Challenge => Present each line of the entries below that holds the word "value".

Dataset records =>
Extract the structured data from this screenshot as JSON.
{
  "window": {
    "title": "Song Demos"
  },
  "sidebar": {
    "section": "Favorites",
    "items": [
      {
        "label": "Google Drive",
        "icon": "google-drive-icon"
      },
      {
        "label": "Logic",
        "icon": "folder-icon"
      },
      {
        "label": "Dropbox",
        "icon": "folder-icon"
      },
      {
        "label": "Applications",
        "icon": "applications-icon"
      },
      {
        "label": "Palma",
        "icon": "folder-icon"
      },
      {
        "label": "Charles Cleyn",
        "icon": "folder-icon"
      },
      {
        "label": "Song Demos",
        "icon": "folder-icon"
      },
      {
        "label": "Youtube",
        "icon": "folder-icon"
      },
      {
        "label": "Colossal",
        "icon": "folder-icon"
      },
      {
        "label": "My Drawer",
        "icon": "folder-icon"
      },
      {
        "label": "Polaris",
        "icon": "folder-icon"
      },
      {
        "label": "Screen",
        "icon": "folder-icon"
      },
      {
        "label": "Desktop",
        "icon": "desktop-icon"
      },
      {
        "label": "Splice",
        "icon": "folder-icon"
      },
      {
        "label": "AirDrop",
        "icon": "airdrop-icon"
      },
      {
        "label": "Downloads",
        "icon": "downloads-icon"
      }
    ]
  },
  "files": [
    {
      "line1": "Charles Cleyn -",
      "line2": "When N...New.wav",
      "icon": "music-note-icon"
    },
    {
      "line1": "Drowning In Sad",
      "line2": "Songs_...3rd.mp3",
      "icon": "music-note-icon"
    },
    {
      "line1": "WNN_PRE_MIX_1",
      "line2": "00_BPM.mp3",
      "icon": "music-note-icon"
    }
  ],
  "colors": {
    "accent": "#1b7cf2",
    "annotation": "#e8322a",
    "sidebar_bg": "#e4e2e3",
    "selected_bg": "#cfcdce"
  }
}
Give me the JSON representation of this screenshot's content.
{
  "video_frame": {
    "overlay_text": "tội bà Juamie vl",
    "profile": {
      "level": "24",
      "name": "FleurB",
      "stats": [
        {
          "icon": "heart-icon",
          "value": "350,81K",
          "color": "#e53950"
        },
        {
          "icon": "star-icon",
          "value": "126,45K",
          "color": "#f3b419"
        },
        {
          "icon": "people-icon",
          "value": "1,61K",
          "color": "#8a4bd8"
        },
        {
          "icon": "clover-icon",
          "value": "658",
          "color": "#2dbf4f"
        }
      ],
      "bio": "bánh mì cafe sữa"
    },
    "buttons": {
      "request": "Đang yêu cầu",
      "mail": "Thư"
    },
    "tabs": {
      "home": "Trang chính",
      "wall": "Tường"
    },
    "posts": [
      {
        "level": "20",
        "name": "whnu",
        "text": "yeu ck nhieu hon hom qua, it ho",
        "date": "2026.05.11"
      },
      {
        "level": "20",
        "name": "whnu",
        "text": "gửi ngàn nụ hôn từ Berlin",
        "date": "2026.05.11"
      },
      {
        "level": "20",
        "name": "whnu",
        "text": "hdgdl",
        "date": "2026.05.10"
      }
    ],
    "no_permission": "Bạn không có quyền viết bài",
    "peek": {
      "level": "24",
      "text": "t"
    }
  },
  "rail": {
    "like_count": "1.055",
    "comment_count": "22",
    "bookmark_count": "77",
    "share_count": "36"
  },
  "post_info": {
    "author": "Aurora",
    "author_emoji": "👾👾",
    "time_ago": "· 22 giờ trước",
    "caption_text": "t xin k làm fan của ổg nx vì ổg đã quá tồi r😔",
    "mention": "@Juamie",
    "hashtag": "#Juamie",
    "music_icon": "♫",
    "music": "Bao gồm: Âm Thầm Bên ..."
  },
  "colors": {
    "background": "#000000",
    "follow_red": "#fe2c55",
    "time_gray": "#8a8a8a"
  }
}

The solution =>
          "value": "350,81K",
          "value": "126,45K",
          "value": "1,61K",
          "value": "658",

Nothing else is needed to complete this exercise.